What is needed:
Reproduce every record below exactly as it appears.

Listing:

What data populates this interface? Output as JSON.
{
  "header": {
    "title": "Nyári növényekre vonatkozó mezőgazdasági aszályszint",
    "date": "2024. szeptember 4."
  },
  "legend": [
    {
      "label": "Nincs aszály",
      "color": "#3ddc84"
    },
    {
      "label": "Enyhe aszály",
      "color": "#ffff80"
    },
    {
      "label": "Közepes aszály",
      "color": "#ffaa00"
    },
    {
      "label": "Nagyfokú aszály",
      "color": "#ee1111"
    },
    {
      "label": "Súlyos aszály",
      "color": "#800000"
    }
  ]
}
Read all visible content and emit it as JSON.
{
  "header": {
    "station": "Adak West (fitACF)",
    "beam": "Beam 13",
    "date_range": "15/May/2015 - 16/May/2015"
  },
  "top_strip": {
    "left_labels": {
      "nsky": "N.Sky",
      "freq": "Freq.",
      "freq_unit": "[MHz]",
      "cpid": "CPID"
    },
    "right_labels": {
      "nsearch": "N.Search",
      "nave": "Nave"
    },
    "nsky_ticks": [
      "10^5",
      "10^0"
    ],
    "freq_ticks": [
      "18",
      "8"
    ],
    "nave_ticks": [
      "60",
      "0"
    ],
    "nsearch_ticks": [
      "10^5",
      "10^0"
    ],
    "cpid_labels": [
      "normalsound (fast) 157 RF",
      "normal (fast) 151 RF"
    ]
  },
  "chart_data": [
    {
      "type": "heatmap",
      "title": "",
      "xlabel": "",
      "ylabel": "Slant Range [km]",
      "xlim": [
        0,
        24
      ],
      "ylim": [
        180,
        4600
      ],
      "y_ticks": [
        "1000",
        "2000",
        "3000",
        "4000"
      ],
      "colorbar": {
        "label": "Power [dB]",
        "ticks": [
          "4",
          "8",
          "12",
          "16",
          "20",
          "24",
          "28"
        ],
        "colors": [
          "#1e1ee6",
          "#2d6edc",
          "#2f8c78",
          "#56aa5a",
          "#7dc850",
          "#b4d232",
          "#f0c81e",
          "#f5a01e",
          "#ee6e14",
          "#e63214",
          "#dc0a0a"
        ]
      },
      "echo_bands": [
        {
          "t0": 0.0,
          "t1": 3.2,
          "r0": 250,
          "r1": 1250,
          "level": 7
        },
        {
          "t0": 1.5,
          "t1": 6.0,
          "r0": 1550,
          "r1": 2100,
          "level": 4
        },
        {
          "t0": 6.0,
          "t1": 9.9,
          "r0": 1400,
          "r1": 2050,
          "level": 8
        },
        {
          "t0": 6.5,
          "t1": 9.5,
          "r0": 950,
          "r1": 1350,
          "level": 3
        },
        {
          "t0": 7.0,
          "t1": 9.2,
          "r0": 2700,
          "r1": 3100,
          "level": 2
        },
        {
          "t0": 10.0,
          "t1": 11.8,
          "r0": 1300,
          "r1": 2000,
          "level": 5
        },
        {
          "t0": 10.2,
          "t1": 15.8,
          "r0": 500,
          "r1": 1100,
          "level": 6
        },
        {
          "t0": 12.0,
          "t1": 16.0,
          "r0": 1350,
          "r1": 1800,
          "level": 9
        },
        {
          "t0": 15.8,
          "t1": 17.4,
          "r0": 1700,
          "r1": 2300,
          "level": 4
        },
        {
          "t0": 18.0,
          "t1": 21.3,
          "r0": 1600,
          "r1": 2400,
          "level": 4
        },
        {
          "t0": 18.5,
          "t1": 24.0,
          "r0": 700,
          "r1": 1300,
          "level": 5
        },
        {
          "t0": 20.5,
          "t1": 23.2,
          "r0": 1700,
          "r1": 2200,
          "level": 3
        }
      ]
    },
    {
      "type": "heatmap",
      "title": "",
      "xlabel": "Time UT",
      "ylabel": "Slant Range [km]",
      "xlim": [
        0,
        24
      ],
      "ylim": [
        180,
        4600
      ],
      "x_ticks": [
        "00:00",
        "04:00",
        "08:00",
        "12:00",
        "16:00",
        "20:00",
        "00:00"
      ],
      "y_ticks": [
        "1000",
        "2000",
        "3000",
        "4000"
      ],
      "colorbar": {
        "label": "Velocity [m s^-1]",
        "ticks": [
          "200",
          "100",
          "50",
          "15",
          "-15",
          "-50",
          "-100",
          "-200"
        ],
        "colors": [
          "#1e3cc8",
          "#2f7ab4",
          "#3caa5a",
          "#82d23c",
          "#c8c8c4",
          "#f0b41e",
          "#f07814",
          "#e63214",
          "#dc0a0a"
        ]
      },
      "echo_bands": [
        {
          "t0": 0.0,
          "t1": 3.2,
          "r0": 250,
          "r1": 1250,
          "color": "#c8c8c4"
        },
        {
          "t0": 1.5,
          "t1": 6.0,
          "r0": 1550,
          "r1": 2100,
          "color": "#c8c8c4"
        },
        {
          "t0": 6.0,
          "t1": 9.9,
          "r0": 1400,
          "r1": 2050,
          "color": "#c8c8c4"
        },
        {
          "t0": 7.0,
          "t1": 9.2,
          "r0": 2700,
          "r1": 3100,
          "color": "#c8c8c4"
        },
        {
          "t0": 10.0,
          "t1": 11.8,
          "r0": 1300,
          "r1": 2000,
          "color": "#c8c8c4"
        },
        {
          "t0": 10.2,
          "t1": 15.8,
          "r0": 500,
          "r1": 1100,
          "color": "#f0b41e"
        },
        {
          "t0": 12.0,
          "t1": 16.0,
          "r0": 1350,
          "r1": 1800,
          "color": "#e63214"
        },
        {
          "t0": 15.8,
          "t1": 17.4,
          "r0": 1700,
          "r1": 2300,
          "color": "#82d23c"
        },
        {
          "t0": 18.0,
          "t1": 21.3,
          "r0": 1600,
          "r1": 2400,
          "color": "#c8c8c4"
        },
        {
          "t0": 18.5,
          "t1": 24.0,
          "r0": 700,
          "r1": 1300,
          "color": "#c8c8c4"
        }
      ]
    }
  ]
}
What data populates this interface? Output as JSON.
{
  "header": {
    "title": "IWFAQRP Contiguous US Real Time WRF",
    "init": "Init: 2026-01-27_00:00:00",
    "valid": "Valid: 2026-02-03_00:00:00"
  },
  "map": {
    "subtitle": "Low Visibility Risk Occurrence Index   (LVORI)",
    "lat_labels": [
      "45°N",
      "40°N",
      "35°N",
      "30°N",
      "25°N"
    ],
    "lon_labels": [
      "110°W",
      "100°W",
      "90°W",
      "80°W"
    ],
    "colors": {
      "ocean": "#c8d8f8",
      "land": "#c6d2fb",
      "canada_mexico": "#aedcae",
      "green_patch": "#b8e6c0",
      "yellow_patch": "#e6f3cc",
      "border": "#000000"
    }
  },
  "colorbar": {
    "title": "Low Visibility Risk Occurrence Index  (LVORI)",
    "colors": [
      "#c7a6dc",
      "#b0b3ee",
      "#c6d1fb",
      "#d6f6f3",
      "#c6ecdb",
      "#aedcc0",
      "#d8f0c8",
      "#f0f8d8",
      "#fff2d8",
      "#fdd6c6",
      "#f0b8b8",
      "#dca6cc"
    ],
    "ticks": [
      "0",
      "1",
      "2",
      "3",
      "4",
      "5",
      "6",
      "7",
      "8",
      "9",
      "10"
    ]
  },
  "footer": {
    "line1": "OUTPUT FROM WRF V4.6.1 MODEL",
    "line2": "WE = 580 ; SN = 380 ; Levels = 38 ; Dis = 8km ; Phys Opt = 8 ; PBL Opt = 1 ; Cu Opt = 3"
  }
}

Written solution:
What data populates this interface? Output as JSON.
{
  "header": {
    "title": "Nyári növényekre vonatkozó mezőgazdasági aszályszint",
    "date": "2024. szeptember 4."
  },
  "legend": [
    {
      "label": "Nincs aszály",
      "color": "#3ddc84"
    },
    {
      "label": "Enyhe aszály",
      "color": "#ffff80"
    },
    {
      "label": "Közepes aszály",
      "color": "#ffaa00"
    },
    {
      "label": "Nagyfokú aszály",
      "color": "#ee1111"
    },
    {
      "label": "Súlyos aszály",
      "color": "#800000"
    }
  ]
}
Read all visible content and emit it as JSON.
{
  "header": {
    "station": "Adak West (fitACF)",
    "beam": "Beam 13",
    "date_range": "15/May/2015 - 16/May/2015"
  },
  "top_strip": {
    "left_labels": {
      "nsky": "N.Sky",
      "freq": "Freq.",
      "freq_unit": "[MHz]",
      "cpid": "CPID"
    },
    "right_labels": {
      "nsearch": "N.Search",
      "nave": "Nave"
    },
    "nsky_ticks": [
      "10^5",
      "10^0"
    ],
    "freq_ticks": [
      "18",
      "8"
    ],
    "nave_ticks": [
      "60",
      "0"
    ],
    "nsearch_ticks": [
      "10^5",
      "10^0"
    ],
    "cpid_labels": [
      "normalsound (fast) 157 RF",
      "normal (fast) 151 RF"
    ]
  },
  "chart_data": [
    {
      "type": "heatmap",
      "title": "",
      "xlabel": "",
      "ylabel": "Slant Range [km]",
      "xlim": [
        0,
        24
      ],
      "ylim": [
        180,
        4600
      ],
      "y_ticks": [
        "1000",
        "2000",
        "3000",
        "4000"
      ],
      "colorbar": {
        "label": "Power [dB]",
        "ticks": [
          "4",
          "8",
          "12",
          "16",
          "20",
          "24",
          "28"
        ],
        "colors": [
          "#1e1ee6",
          "#2d6edc",
          "#2f8c78",
          "#56aa5a",
          "#7dc850",
          "#b4d232",
          "#f0c81e",
          "#f5a01e",
          "#ee6e14",
          "#e63214",
          "#dc0a0a"
        ]
      },
      "echo_bands": [
        {
          "t0": 0.0,
          "t1": 3.2,
          "r0": 250,
          "r1": 1250,
          "level": 7
        },
        {
          "t0": 1.5,
          "t1": 6.0,
          "r0": 1550,
          "r1": 2100,
          "level": 4
        },
        {
          "t0": 6.0,
          "t1": 9.9,
          "r0": 1400,
          "r1": 2050,
          "level": 8
        },
        {
          "t0": 6.5,
          "t1": 9.5,
          "r0": 950,
          "r1": 1350,
          "level": 3
        },
        {
          "t0": 7.0,
          "t1": 9.2,
          "r0": 2700,
          "r1": 3100,
          "level": 2
        },
        {
          "t0": 10.0,
          "t1": 11.8,
          "r0": 1300,
          "r1": 2000,
          "level": 5
        },
        {
          "t0": 10.2,
          "t1": 15.8,
          "r0": 500,
          "r1": 1100,
          "level": 6
        },
        {
          "t0": 12.0,
          "t1": 16.0,
          "r0": 1350,
          "r1": 1800,
          "level": 9
        },
        {
          "t0": 15.8,
          "t1": 17.4,
          "r0": 1700,
          "r1": 2300,
          "level": 4
        },
        {
          "t0": 18.0,
          "t1": 21.3,
          "r0": 1600,
          "r1": 2400,
          "level": 4
        },
        {
          "t0": 18.5,
          "t1": 24.0,
          "r0": 700,
          "r1": 1300,
          "level": 5
        },
        {
          "t0": 20.5,
          "t1": 23.2,
          "r0": 1700,
          "r1": 2200,
          "level": 3
        }
      ]
    },
    {
      "type": "heatmap",
      "title": "",
      "xlabel": "Time UT",
      "ylabel": "Slant Range [km]",
      "xlim": [
        0,
        24
      ],
      "ylim": [
        180,
        4600
      ],
      "x_ticks": [
        "00:00",
        "04:00",
        "08:00",
        "12:00",
        "16:00",
        "20:00",
        "00:00"
      ],
      "y_ticks": [
        "1000",
        "2000",
        "3000",
        "4000"
      ],
      "colorbar": {
        "label": "Velocity [m s^-1]",
        "ticks": [
          "200",
          "100",
          "50",
          "15",
          "-15",
          "-50",
          "-100",
          "-200"
        ],
        "colors": [
          "#1e3cc8",
          "#2f7ab4",
          "#3caa5a",
          "#82d23c",
          "#c8c8c4",
          "#f0b41e",
          "#f07814",
          "#e63214",
          "#dc0a0a"
        ]
      },
      "echo_bands": [
        {
          "t0": 0.0,
          "t1": 3.2,
          "r0": 250,
          "r1": 1250,
          "color": "#c8c8c4"
        },
        {
          "t0": 1.5,
          "t1": 6.0,
          "r0": 1550,
          "r1": 2100,
          "color": "#c8c8c4"
        },
        {
          "t0": 6.0,
          "t1": 9.9,
          "r0": 1400,
          "r1": 2050,
          "color": "#c8c8c4"
        },
        {
          "t0": 7.0,
          "t1": 9.2,
          "r0": 2700,
          "r1": 3100,
          "color": "#c8c8c4"
        },
        {
          "t0": 10.0,
          "t1": 11.8,
          "r0": 1300,
          "r1": 2000,
          "color": "#c8c8c4"
        },
        {
          "t0": 10.2,
          "t1": 15.8,
          "r0": 500,
          "r1": 1100,
          "color": "#f0b41e"
        },
        {
          "t0": 12.0,
          "t1": 16.0,
          "r0": 1350,
          "r1": 1800,
          "color": "#e63214"
        },
        {
          "t0": 15.8,
          "t1": 17.4,
          "r0": 1700,
          "r1": 2300,
          "color": "#82d23c"
        },
        {
          "t0": 18.0,
          "t1": 21.3,
          "r0": 1600,
          "r1": 2400,
          "color": "#c8c8c4"
        },
        {
          "t0": 18.5,
          "t1": 24.0,
          "r0": 700,
          "r1": 1300,
          "color": "#c8c8c4"
        }
      ]
    }
  ]
}
What data populates this interface? Output as JSON.
{
  "header": {
    "title": "IWFAQRP Contiguous US Real Time WRF",
    "init": "Init: 2026-01-27_00:00:00",
    "valid": "Valid: 2026-02-03_00:00:00"
  },
  "map": {
    "subtitle": "Low Visibility Risk Occurrence Index   (LVORI)",
    "lat_labels": [
      "45°N",
      "40°N",
      "35°N",
      "30°N",
      "25°N"
    ],
    "lon_labels": [
      "110°W",
      "100°W",
      "90°W",
      "80°W"
    ],
    "colors": {
      "ocean": "#c8d8f8",
      "land": "#c6d2fb",
      "canada_mexico": "#aedcae",
      "green_patch": "#b8e6c0",
      "yellow_patch": "#e6f3cc",
      "border": "#000000"
    }
  },
  "colorbar": {
    "title": "Low Visibility Risk Occurrence Index  (LVORI)",
    "colors": [
      "#c7a6dc",
      "#b0b3ee",
      "#c6d1fb",
      "#d6f6f3",
      "#c6ecdb",
      "#aedcc0",
      "#d8f0c8",
      "#f0f8d8",
      "#fff2d8",
      "#fdd6c6",
      "#f0b8b8",
      "#dca6cc"
    ],
    "ticks": [
      "0",
      "1",
      "2",
      "3",
      "4",
      "5",
      "6",
      "7",
      "8",
      "9",
      "10"
    ]
  },
  "footer": {
    "line1": "OUTPUT FROM WRF V4.6.1 MODEL",
    "line2": "WE = 580 ; SN = 380 ; Levels = 38 ; Dis = 8km ; Phys Opt = 8 ; PBL Opt = 1 ; Cu Opt = 3"
  }
}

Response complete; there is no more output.